EXCERPTED RECORDS.
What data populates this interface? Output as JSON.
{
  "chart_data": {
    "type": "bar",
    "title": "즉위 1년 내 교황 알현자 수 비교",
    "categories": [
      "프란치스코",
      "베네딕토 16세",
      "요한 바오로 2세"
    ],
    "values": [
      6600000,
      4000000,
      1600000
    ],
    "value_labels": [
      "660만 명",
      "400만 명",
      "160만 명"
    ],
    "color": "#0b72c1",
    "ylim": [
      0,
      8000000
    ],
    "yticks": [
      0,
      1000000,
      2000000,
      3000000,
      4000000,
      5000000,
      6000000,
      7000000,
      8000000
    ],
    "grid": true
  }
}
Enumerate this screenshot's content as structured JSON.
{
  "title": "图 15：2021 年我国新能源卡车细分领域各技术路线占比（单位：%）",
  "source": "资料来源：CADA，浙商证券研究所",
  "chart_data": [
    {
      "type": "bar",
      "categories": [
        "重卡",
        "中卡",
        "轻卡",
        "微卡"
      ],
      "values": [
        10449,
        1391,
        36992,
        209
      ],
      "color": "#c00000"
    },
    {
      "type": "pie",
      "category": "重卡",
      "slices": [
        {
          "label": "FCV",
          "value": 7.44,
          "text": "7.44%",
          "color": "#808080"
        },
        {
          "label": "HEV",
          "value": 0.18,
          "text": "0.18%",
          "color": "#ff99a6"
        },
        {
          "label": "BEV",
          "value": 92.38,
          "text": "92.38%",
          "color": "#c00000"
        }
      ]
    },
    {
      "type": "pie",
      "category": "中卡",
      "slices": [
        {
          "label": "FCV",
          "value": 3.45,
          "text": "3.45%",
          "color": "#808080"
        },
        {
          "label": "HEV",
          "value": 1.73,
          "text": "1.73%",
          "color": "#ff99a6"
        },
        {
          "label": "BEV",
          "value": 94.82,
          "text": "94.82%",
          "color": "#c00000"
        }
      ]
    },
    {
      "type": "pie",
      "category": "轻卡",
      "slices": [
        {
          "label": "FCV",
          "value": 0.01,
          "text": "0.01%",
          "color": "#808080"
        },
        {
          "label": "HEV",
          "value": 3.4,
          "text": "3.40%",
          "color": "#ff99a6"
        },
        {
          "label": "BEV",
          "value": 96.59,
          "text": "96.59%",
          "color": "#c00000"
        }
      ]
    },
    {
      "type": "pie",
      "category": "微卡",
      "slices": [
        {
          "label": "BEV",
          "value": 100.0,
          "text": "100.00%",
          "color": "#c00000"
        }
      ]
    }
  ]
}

PROBLEM TO SOLVE. Gather all lines with the string "text" from the data.

EXPECTED ANSWER.
          "text": "7.44%",
          "text": "0.18%",
          "text": "92.38%",
          "text": "3.45%",
          "text": "1.73%",
          "text": "94.82%",
          "text": "0.01%",
          "text": "3.40%",
          "text": "96.59%",
          "text": "100.00%",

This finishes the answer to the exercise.